[Saved entries]

>> start

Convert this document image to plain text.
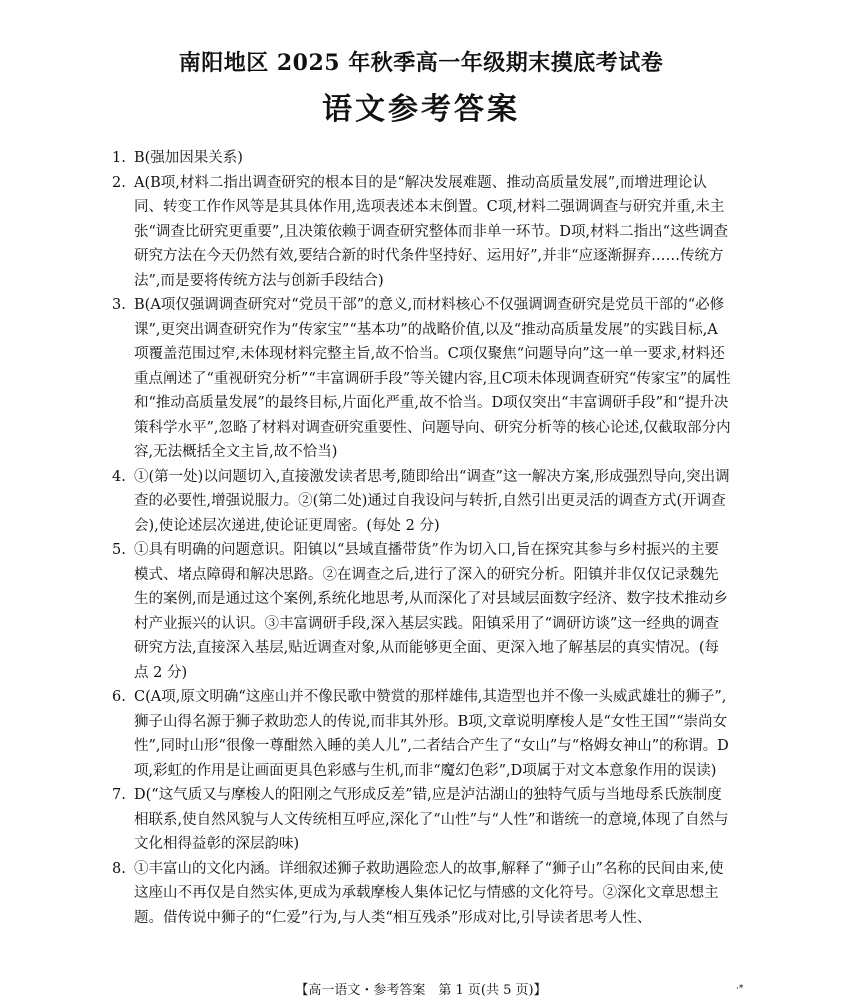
南阳地区 2025 年秋季高一年级期末摸底考试卷
语文参考答案

1. B(强加因果关系)

2. A(B项,材料二指出调查研究的根本目的是“解决发展难题、推动高质量发展”,而增进理论认同、转变工作作风等是其具体作用,选项表述本末倒置。C项,材料二强调调查与研究并重,未主张“调查比研究更重要”,且决策依赖于调查研究整体而非单一环节。D项,材料二指出“这些调查研究方法在今天仍然有效,要结合新的时代条件坚持好、运用好”,并非“应逐渐摒弃……传统方法”,而是要将传统方法与创新手段结合)

3. B(A项仅强调调查研究对“党员干部”的意义,而材料核心不仅强调调查研究是党员干部的“必修课”,更突出调查研究作为“传家宝”“基本功”的战略价值,以及“推动高质量发展”的实践目标,A项覆盖范围过窄,未体现材料完整主旨,故不恰当。C项仅聚焦“问题导向”这一单一要求,材料还重点阐述了“重视研究分析”“丰富调研手段”等关键内容,且C项未体现调查研究“传家宝”的属性和“推动高质量发展”的最终目标,片面化严重,故不恰当。D项仅突出“丰富调研手段”和“提升决策科学水平”,忽略了材料对调查研究重要性、问题导向、研究分析等的核心论述,仅截取部分内容,无法概括全文主旨,故不恰当)

4. ①(第一处)以问题切入,直接激发读者思考,随即给出“调查”这一解决方案,形成强烈导向,突出调查的必要性,增强说服力。②(第二处)通过自我设问与转折,自然引出更灵活的调查方式(开调查会),使论述层次递进,使论证更周密。(每处 2 分)

5. ①具有明确的问题意识。阳镇以“县域直播带货”作为切入口,旨在探究其参与乡村振兴的主要模式、堵点障碍和解决思路。②在调查之后,进行了深入的研究分析。阳镇并非仅仅记录魏先生的案例,而是通过这个案例,系统化地思考,从而深化了对县域层面数字经济、数字技术推动乡村产业振兴的认识。③丰富调研手段,深入基层实践。阳镇采用了“调研访谈”这一经典的调查研究方法,直接深入基层,贴近调查对象,从而能够更全面、更深入地了解基层的真实情况。(每点 2 分)

6. C(A项,原文明确“这座山并不像民歌中赞赏的那样雄伟,其造型也并不像一头威武雄壮的狮子”,狮子山得名源于狮子救助恋人的传说,而非其外形。B项,文章说明摩梭人是“女性王国”“崇尚女性”,同时山形“很像一尊酣然入睡的美人儿”,二者结合产生了“女山”与“格姆女神山”的称谓。D项,彩虹的作用是让画面更具色彩感与生机,而非“魔幻色彩”,D项属于对文本意象作用的误读)

7. D(“这气质又与摩梭人的阳刚之气形成反差”错,应是泸沽湖山的独特气质与当地母系氏族制度相联系,使自然风貌与人文传统相互呼应,深化了“山性”与“人性”和谐统一的意境,体现了自然与文化相得益彰的深层韵味)

8. ①丰富山的文化内涵。详细叙述狮子救助遇险恋人的故事,解释了“狮子山”名称的民间由来,使这座山不再仅是自然实体,更成为承载摩梭人集体记忆与情感的文化符号。②深化文章思想主题。借传说中狮子的“仁爱”行为,与人类“相互残杀”形成对比,引导读者思考人性、

【高一语文・参考答案　第 1 页(共 5 页)】	·*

>> end

→ **OBJECTIVE**
Gather from the records above every line containing the string "推动高质量发展".

→ **SOLUTION TO THE PROBLEM**
2. A(B项,材料二指出调查研究的根本目的是“解决发展难题、推动高质量发展”,而增进理论认同、转变工作作风等是其具体作用,选项表述本末倒置。C项,材料二强调调查与研究并重,未主张“调查比研究更重要”,且决策依赖于调查研究整体而非单一环节。D项,材料二指出“这些调查研究方法在今天仍然有效,要结合新的时代条件坚持好、运用好”,并非“应逐渐摒弃……传统方法”,而是要将传统方法与创新手段结合)
3. B(A项仅强调调查研究对“党员干部”的意义,而材料核心不仅强调调查研究是党员干部的“必修课”,更突出调查研究作为“传家宝”“基本功”的战略价值,以及“推动高质量发展”的实践目标,A项覆盖范围过窄,未体现材料完整主旨,故不恰当。C项仅聚焦“问题导向”这一单一要求,材料还重点阐述了“重视研究分析”“丰富调研手段”等关键内容,且C项未体现调查研究“传家宝”的属性和“推动高质量发展”的最终目标,片面化严重,故不恰当。D项仅突出“丰富调研手段”和“提升决策科学水平”,忽略了材料对调查研究重要性、问题导向、研究分析等的核心论述,仅截取部分内容,无法概括全文主旨,故不恰当)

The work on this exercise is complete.